:: Instructions for the task ::
The entries below are to be transcribed in full, without their images.

:: Excerpted data ::
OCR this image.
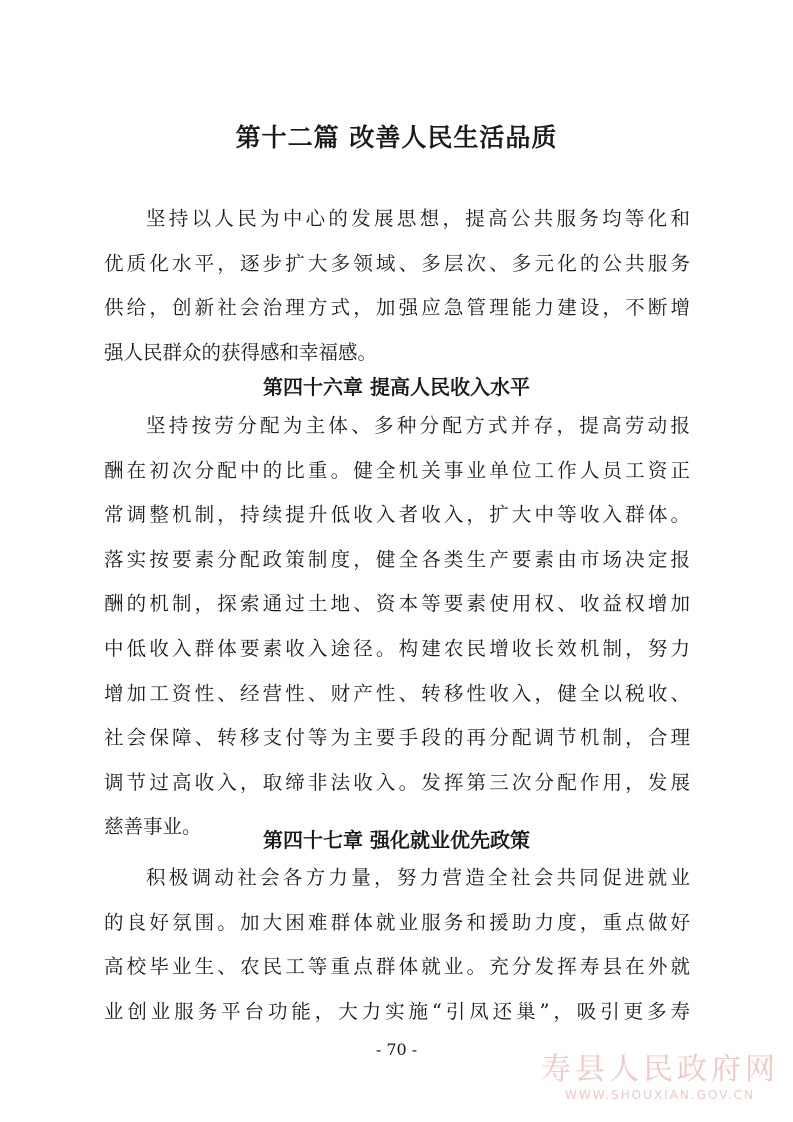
第十二篇 改善人民生活品质
坚持以人民为中心的发展思想，提高公共服务均等化和
优质化水平，逐步扩大多领域、多层次、多元化的公共服务
供给，创新社会治理方式，加强应急管理能力建设，不断增
强人民群众的获得感和幸福感。
第四十六章 提高人民收入水平
坚持按劳分配为主体、多种分配方式并存，提高劳动报
酬在初次分配中的比重。健全机关事业单位工作人员工资正
常调整机制，持续提升低收入者收入，扩大中等收入群体。
落实按要素分配政策制度，健全各类生产要素由市场决定报
酬的机制，探索通过土地、资本等要素使用权、收益权增加
中低收入群体要素收入途径。构建农民增收长效机制，努力
增加工资性、经营性、财产性、转移性收入，健全以税收、
社会保障、转移支付等为主要手段的再分配调节机制，合理
调节过高收入，取缔非法收入。发挥第三次分配作用，发展
慈善事业。
第四十七章 强化就业优先政策
积极调动社会各方力量，努力营造全社会共同促进就业
的良好氛围。加大困难群体就业服务和援助力度，重点做好
高校毕业生、农民工等重点群体就业。充分发挥寿县在外就
业创业服务平台功能，大力实施“引凤还巢”，吸引更多寿
- 70 -
寿县人民政府网
WWW.SHOUXIAN.GOV.CN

:: Task solution ::
OCR this image.
第十二篇 改善人民生活品质
坚持以人民为中心的发展思想，提高公共服务均等化和
优质化水平，逐步扩大多领域、多层次、多元化的公共服务
供给，创新社会治理方式，加强应急管理能力建设，不断增
强人民群众的获得感和幸福感。
第四十六章 提高人民收入水平
坚持按劳分配为主体、多种分配方式并存，提高劳动报
酬在初次分配中的比重。健全机关事业单位工作人员工资正
常调整机制，持续提升低收入者收入，扩大中等收入群体。
落实按要素分配政策制度，健全各类生产要素由市场决定报
酬的机制，探索通过土地、资本等要素使用权、收益权增加
中低收入群体要素收入途径。构建农民增收长效机制，努力
增加工资性、经营性、财产性、转移性收入，健全以税收、
社会保障、转移支付等为主要手段的再分配调节机制，合理
调节过高收入，取缔非法收入。发挥第三次分配作用，发展
慈善事业。
第四十七章 强化就业优先政策
积极调动社会各方力量，努力营造全社会共同促进就业
的良好氛围。加大困难群体就业服务和援助力度，重点做好
高校毕业生、农民工等重点群体就业。充分发挥寿县在外就
业创业服务平台功能，大力实施“引凤还巢”，吸引更多寿
- 70 -
寿县人民政府网
WWW.SHOUXIAN.GOV.CN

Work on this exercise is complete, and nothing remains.